▶ Directions for this task: Filter the entries and keep only the lines where the string "night" appears.

▶ Dataset entries:
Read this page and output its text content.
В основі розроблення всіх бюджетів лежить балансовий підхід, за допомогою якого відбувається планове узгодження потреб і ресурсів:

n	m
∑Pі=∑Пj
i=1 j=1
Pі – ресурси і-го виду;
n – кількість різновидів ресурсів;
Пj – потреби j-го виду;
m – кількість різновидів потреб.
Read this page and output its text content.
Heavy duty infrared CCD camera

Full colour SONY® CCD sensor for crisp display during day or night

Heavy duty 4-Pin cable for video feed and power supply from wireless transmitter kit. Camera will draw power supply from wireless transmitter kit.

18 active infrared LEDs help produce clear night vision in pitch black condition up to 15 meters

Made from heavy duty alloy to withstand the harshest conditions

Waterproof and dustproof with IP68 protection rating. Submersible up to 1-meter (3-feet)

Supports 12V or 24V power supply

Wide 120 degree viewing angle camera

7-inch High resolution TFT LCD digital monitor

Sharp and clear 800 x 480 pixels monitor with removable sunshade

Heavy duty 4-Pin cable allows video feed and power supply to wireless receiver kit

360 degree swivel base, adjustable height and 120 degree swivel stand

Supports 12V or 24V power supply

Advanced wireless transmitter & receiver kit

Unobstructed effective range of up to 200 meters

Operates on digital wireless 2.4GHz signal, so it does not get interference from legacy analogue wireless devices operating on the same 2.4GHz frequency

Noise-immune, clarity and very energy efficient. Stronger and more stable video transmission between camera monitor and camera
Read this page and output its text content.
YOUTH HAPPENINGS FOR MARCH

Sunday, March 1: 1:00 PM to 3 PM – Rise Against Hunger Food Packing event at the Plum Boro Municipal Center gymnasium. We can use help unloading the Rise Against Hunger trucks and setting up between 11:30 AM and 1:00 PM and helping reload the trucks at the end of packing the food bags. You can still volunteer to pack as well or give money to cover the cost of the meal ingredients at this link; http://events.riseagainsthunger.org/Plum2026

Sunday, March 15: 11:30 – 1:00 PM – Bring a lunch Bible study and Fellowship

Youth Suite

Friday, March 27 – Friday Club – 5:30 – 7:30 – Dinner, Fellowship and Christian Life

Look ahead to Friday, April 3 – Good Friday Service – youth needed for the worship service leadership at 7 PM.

▶ The result:
Full colour SONY® CCD sensor for crisp display during day or night
18 active infrared LEDs help produce clear night vision in pitch black condition up to 15 meters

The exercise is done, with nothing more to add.